**EXERCISE DIRECTIONS:** Copy out lines with the word "were" from the material that follows.

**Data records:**

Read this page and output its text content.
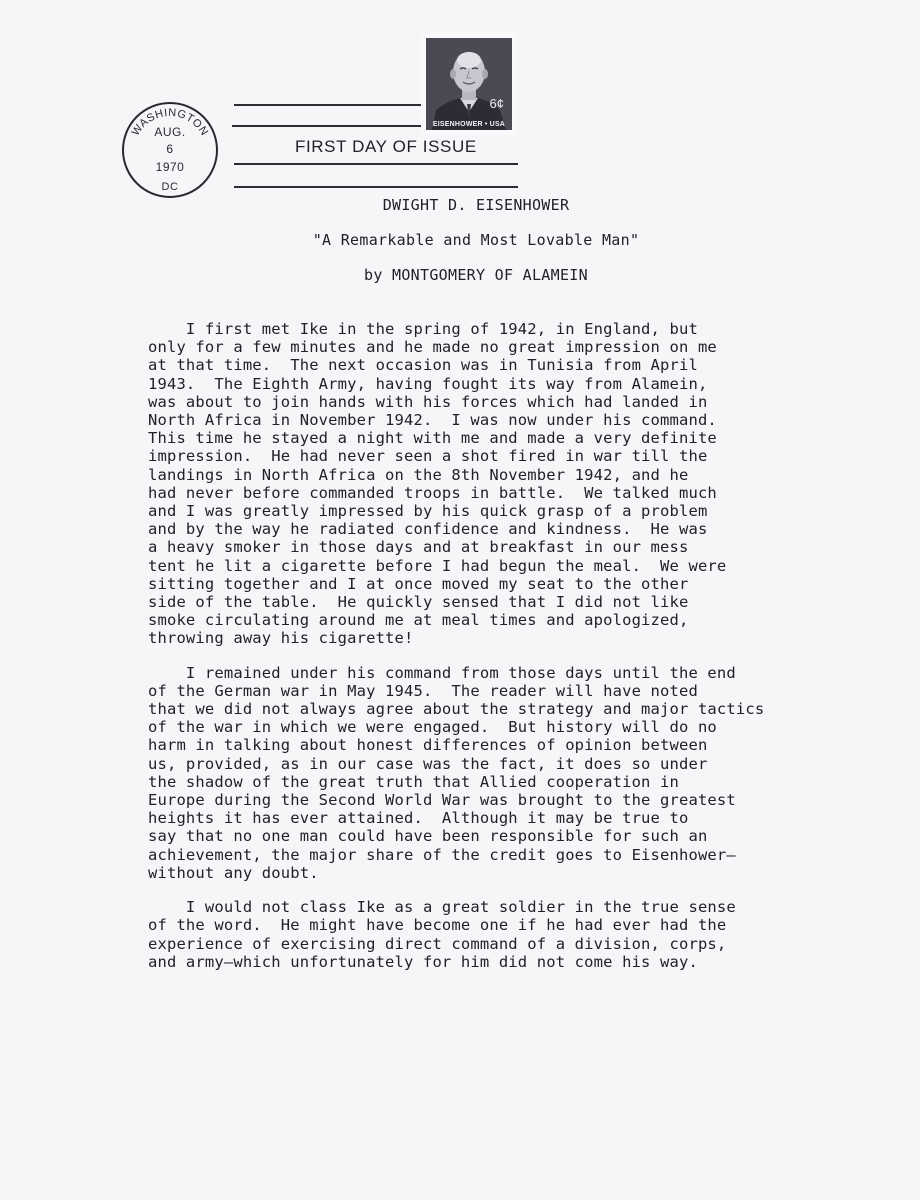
WASHINGTON
AUG.
6
1970
DC
6¢
EISENHOWER • USA
FIRST DAY OF ISSUE
DWIGHT D. EISENHOWER
"A Remarkable and Most Lovable Man"
by MONTGOMERY OF ALAMEIN
I first met Ike in the spring of 1942, in England, but
only for a few minutes and he made no great impression on me
at that time.  The next occasion was in Tunisia from April
1943.  The Eighth Army, having fought its way from Alamein,
was about to join hands with his forces which had landed in
North Africa in November 1942.  I was now under his command.
This time he stayed a night with me and made a very definite
impression.  He had never seen a shot fired in war till the
landings in North Africa on the 8th November 1942, and he
had never before commanded troops in battle.  We talked much
and I was greatly impressed by his quick grasp of a problem
and by the way he radiated confidence and kindness.  He was
a heavy smoker in those days and at breakfast in our mess
tent he lit a cigarette before I had begun the meal.  We were
sitting together and I at once moved my seat to the other
side of the table.  He quickly sensed that I did not like
smoke circulating around me at meal times and apologized,
throwing away his cigarette!
I remained under his command from those days until the end
of the German war in May 1945.  The reader will have noted
that we did not always agree about the strategy and major tactics
of the war in which we were engaged.  But history will do no
harm in talking about honest differences of opinion between
us, provided, as in our case was the fact, it does so under
the shadow of the great truth that Allied cooperation in
Europe during the Second World War was brought to the greatest
heights it has ever attained.  Although it may be true to
say that no one man could have been responsible for such an
achievement, the major share of the credit goes to Eisenhower—
without any doubt.
I would not class Ike as a great soldier in the true sense
of the word.  He might have become one if he had ever had the
experience of exercising direct command of a division, corps,
and army—which unfortunately for him did not come his way.
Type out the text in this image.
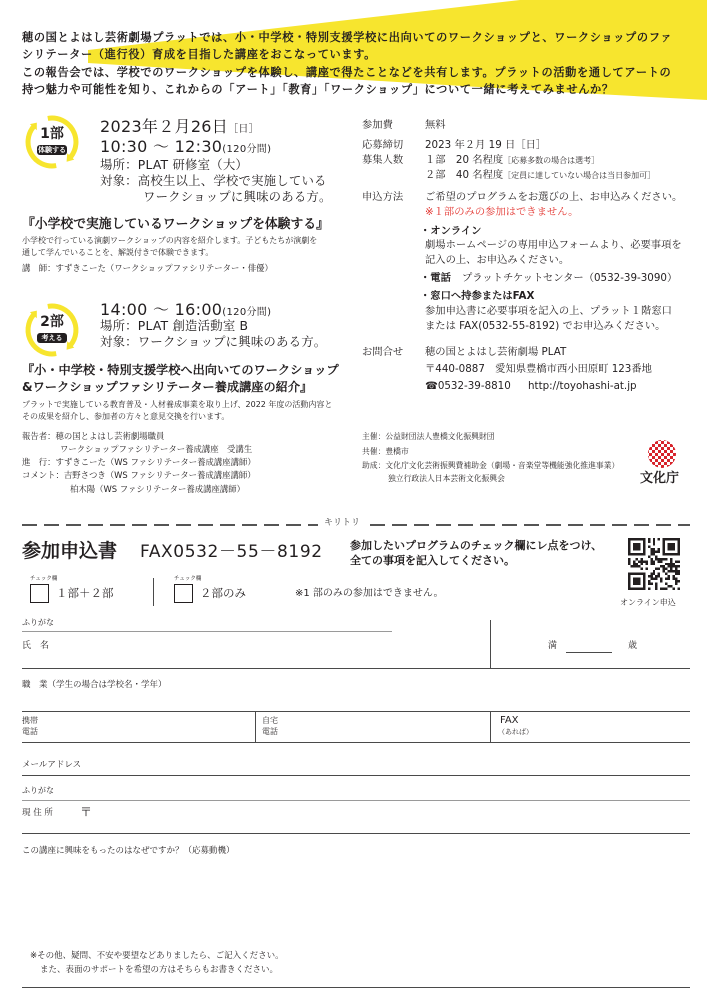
穂の国とよはし芸術劇場プラットでは、小・中学校・特別支援学校に出向いてのワークショップと、ワークショップのファ
シリテーター（進行役）育成を目指した講座をおこなっています。
この報告会では、学校でのワークショップを体験し、講座で得たことなどを共有します。プラットの活動を通してアートの
持つ魅力や可能性を知り、これからの「アート」「教育」「ワークショップ」について一緒に考えてみませんか？
1部
体験する
2023年２月26日［日］
10:30 ～ 12:30(120分間)
場所：PLAT 研修室（大）
対象：高校生以上、学校で実施している
ワークショップに興味のある方。
『小学校で実施しているワークショップを体験する』
小学校で行っている演劇ワークショップの内容を紹介します。子どもたちが演劇を
通して学んでいることを、解説付きで体験できます。
講　師：すずきこーた（ワークショップファシリテーター・俳優）
2部
考える
14:00 ～ 16:00(120分間)
場所：PLAT 創造活動室 B
対象：ワークショップに興味のある方。
『小・中学校・特別支援学校へ出向いてのワークショップ
&ワークショップファシリテーター養成講座の紹介』
プラットで実施している教育普及・人材養成事業を取り上げ、2022 年度の活動内容と
その成果を紹介し、参加者の方々と意見交換を行います。
報告者：穂の国とよはし芸術劇場職員
ワークショップファシリテーター養成講座　受講生
進　行：すずきこーた（WS ファシリテーター養成講座講師）
コメント：吉野さつき（WS ファシリテーター養成講座講師）
柏木陽（WS ファシリテーター養成講座講師）
参加費	無料
応募締切 2023 年２月 19 日［日］
募集人数 １部　20 名程度［応募多数の場合は選考］
２部　40 名程度［定員に達していない場合は当日参加可］
申込方法 ご希望のプログラムをお選びの上、お申込みください。
※１部のみの参加はできません。
・オンライン
劇場ホームページの専用申込フォームより、必要事項を
記入の上、お申込みください。
・電話 プラットチケットセンター（0532-39-3090）
・窓口へ持参またはFAX
参加申込書に必要事項を記入の上、プラット１階窓口
または FAX(0532-55-8192) でお申込みください。
お問合せ 穂の国とよはし芸術劇場 PLAT
〒440-0887　愛知県豊橋市西小田原町 123番地
☎0532-39-8810 http://toyohashi-at.jp
主催：公益財団法人豊橋文化振興財団
共催：豊橋市
助成：文化庁文化芸術振興費補助金（劇場・音楽堂等機能強化推進事業）
独立行政法人日本芸術文化振興会	文化庁
キリトリ
参加申込書 FAX0532－55－8192 参加したいプログラムのチェック欄にレ点をつけ、
全ての事項を記入してください。
オンライン申込
チェック欄
１部＋２部
チェック欄
２部のみ	※1 部のみの参加はできません。
ふりがな
氏　名	満	歳
職　業（学生の場合は学校名・学年）
携帯
電話
自宅
電話
FAX
（あれば）
メールアドレス
ふりがな
現 住 所 〒
この講座に興味をもったのはなぜですか？（応募動機）
※その他、疑問、不安や要望などありましたら、ご記入ください。
また、表面のサポートを希望の方はそちらもお書きください。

**FULL OUTPUT:**
tent he lit a cigarette before I had begun the meal.  We were
of the war in which we were engaged.  But history will do no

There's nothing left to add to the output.